» RECORD SET:

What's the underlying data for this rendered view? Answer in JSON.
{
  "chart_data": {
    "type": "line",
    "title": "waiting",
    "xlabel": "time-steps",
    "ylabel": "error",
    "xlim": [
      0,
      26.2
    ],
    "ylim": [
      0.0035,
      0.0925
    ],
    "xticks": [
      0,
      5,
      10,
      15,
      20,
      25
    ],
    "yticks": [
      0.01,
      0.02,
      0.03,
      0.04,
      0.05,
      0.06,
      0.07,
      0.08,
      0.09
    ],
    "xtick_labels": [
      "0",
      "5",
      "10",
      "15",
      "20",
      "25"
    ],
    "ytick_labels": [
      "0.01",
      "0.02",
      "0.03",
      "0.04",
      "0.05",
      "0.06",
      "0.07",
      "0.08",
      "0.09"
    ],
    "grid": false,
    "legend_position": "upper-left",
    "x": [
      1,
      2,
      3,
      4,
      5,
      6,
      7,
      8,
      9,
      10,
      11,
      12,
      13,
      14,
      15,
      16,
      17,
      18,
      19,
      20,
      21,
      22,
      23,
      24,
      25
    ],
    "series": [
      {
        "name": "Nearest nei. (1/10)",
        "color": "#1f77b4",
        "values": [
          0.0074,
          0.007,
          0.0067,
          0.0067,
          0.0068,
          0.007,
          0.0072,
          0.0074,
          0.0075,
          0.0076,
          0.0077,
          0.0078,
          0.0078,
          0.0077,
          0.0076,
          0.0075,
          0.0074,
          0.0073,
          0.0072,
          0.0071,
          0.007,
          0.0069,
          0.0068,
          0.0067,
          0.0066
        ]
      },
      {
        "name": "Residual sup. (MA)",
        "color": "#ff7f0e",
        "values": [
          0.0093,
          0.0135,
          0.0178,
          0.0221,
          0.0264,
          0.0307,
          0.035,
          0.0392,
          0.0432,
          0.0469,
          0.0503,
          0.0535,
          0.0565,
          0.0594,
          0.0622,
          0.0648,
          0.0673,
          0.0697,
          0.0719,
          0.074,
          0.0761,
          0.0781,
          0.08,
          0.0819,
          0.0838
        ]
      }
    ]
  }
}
--
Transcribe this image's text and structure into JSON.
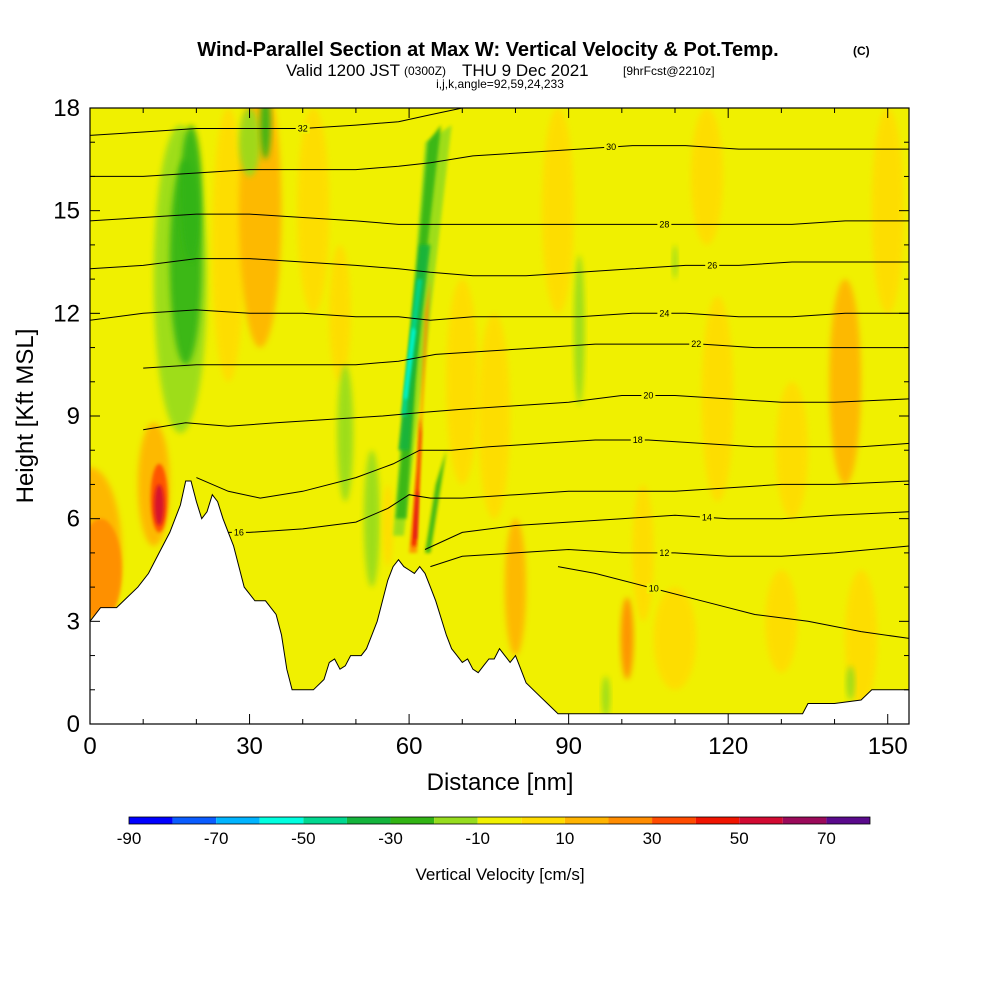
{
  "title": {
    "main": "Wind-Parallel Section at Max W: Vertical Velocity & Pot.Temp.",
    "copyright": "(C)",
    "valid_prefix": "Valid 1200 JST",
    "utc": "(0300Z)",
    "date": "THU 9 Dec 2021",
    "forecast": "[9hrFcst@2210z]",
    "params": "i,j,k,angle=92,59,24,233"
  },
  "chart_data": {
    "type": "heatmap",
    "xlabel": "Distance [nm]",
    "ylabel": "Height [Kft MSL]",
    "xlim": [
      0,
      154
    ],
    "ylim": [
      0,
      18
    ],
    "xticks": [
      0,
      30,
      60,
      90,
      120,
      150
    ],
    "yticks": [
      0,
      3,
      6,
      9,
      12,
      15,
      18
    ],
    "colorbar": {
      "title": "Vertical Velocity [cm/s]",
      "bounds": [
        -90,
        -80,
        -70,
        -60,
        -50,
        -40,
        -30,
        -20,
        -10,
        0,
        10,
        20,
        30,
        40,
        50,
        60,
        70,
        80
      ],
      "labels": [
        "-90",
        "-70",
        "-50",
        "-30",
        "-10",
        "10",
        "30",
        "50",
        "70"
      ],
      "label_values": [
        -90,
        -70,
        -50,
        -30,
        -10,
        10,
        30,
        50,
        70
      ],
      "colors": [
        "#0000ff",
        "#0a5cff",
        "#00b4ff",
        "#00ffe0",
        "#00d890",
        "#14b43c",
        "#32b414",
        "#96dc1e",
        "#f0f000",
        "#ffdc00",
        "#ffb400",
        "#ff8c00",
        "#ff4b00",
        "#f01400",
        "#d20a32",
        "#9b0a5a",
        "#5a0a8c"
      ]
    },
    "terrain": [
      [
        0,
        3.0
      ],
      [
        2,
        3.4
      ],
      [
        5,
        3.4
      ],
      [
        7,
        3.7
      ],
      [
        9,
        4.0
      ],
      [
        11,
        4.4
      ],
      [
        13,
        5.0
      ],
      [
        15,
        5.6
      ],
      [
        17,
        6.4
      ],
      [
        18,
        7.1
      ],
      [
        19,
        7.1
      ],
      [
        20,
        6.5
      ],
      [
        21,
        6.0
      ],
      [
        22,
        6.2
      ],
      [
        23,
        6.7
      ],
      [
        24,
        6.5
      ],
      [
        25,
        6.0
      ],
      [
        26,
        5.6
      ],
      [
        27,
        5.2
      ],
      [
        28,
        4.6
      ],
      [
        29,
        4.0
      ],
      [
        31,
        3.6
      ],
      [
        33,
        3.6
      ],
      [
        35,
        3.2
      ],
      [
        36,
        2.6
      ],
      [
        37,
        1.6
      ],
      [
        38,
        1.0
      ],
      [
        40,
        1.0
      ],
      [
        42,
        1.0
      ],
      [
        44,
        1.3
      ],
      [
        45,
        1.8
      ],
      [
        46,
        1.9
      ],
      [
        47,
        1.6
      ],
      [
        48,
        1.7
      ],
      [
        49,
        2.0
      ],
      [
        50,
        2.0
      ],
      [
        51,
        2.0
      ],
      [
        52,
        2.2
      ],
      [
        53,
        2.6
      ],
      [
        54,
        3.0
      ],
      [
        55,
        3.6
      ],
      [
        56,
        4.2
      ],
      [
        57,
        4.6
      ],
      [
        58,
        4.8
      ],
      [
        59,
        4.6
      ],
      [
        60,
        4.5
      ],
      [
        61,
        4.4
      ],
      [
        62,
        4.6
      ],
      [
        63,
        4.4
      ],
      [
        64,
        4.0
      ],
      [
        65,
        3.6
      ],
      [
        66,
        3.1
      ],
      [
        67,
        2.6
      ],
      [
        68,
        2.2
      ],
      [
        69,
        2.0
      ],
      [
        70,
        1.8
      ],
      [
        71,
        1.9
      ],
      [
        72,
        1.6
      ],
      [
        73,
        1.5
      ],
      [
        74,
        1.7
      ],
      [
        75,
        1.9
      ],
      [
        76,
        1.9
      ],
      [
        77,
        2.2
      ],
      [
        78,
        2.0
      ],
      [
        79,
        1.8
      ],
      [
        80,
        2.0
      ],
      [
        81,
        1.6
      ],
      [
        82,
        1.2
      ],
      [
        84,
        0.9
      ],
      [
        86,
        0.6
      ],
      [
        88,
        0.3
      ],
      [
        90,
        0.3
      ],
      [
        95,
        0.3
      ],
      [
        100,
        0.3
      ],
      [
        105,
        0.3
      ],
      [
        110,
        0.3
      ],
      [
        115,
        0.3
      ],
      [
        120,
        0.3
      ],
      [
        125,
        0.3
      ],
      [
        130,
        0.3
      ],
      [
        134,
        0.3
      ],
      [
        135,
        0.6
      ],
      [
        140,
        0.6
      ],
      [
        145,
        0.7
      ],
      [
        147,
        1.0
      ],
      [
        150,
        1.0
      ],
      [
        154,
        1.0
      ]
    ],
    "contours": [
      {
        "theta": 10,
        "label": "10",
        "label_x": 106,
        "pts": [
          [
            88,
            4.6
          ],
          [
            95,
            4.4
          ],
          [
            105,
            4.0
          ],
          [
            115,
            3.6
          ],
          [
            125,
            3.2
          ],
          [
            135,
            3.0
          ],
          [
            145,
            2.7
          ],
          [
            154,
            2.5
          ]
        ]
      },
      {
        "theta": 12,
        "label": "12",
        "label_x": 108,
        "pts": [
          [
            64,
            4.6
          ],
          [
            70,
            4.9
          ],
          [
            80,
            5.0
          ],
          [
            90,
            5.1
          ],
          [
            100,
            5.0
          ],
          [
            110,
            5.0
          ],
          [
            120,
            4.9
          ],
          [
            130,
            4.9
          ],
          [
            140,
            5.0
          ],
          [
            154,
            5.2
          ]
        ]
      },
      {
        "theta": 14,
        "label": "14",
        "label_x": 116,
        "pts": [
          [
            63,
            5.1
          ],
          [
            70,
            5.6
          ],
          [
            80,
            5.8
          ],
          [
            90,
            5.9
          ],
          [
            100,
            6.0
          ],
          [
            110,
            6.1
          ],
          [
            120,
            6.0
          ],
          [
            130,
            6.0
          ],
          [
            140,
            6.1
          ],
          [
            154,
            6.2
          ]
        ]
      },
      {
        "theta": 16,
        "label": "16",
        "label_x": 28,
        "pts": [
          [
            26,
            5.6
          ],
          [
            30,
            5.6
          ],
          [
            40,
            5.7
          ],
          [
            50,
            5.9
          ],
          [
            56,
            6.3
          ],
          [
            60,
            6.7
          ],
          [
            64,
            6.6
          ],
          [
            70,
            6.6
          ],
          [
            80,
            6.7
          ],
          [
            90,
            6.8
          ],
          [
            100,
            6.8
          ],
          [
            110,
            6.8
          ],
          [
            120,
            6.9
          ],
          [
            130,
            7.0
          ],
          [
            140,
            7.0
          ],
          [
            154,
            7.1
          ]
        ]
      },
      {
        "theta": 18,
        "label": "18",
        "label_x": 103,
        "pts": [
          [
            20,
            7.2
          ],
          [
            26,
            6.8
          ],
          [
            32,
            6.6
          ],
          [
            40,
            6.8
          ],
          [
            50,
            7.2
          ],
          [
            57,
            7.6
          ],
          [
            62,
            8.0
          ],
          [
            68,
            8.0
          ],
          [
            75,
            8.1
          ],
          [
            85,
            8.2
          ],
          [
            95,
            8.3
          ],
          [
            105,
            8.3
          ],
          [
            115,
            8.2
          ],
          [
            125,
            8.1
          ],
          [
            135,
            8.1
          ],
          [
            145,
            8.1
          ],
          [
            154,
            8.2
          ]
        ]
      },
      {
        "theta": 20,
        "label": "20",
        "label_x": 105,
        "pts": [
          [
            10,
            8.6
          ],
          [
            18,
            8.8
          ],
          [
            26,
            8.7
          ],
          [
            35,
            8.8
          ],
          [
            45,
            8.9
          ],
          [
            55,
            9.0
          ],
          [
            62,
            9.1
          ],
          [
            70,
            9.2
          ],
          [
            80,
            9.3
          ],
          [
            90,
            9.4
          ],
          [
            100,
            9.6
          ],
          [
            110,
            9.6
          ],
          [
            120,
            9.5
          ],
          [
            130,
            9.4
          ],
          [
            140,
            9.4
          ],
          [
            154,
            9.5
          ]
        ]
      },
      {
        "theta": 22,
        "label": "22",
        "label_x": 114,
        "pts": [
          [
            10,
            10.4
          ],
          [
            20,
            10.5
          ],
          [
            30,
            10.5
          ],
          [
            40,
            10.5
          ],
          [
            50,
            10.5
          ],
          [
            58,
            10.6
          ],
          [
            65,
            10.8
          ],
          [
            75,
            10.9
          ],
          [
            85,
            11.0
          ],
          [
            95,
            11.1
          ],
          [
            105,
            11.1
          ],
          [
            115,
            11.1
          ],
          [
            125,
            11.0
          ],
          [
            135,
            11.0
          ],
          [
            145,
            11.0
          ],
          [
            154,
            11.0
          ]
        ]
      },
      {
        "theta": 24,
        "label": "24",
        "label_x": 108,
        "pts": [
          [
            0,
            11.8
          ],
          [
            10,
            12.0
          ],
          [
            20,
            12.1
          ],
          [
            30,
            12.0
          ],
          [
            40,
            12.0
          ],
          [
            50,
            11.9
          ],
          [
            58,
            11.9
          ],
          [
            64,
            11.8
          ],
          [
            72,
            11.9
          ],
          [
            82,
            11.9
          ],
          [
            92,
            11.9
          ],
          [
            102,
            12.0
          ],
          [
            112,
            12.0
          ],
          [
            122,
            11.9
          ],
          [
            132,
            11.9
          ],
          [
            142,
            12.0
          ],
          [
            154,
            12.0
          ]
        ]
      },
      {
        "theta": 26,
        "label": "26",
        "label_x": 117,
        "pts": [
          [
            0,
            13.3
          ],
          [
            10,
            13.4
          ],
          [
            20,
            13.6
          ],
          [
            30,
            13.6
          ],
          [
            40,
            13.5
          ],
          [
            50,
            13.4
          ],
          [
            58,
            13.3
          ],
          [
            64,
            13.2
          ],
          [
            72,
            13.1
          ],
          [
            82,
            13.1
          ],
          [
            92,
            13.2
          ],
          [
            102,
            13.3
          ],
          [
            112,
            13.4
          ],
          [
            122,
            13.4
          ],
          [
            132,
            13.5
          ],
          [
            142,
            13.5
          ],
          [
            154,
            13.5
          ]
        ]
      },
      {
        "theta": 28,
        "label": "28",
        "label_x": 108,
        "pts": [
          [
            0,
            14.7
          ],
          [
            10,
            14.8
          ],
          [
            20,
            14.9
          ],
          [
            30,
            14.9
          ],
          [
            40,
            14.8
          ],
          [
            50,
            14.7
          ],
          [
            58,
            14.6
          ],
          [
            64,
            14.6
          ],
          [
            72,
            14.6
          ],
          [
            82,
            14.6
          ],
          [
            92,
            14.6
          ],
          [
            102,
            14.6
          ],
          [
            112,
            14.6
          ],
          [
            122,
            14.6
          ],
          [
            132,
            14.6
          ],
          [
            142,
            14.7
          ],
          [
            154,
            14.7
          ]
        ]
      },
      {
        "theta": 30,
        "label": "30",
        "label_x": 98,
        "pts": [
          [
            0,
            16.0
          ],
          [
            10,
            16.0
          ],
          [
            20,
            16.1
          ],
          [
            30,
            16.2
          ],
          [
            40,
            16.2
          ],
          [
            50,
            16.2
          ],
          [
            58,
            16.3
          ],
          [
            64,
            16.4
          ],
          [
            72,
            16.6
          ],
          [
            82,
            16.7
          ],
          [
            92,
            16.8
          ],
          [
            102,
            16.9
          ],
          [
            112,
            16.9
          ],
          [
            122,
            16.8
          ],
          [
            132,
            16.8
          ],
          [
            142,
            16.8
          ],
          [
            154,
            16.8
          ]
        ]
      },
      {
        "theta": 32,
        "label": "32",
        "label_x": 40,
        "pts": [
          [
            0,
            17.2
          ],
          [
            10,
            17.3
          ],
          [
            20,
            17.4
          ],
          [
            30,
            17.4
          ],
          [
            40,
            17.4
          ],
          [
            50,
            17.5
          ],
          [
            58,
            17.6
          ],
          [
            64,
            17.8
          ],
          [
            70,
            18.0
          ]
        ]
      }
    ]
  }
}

» INSTRUCTIONS FOR THE TASK: Find and count the lines of the data that include the string "theta", and report that figure by itself.

» EXERCISE RESPONSE: 12